Raw records
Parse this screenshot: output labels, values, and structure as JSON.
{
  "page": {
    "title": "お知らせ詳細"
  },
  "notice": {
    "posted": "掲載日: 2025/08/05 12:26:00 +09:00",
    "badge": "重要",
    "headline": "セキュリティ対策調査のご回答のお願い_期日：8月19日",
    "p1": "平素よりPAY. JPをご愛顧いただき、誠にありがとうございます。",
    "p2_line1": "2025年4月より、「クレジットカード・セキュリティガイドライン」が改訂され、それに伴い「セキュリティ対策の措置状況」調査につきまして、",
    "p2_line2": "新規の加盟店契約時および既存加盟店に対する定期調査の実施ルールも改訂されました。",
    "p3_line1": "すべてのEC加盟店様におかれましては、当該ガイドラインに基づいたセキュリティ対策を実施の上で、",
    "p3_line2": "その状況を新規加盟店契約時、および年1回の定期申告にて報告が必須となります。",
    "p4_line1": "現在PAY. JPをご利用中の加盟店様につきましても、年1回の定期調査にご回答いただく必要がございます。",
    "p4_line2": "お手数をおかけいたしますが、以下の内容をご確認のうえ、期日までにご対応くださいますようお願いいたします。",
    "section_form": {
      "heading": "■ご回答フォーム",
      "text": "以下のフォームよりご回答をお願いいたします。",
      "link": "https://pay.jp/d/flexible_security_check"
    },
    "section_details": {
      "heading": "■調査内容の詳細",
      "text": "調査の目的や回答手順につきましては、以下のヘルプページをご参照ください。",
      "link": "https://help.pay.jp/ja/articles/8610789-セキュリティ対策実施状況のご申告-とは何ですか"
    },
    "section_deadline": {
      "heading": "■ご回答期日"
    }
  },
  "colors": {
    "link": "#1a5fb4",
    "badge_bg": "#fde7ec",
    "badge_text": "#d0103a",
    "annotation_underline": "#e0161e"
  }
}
* * *
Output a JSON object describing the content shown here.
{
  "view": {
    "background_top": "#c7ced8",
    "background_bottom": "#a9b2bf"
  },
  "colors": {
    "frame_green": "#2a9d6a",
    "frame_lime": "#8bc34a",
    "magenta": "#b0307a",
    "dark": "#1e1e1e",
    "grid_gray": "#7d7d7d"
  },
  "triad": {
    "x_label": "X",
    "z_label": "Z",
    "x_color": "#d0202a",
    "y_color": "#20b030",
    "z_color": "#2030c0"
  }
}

> Short problem
Scan the records above, count the lines with "heading" in them, and give only the number.

> Solution to this problem
3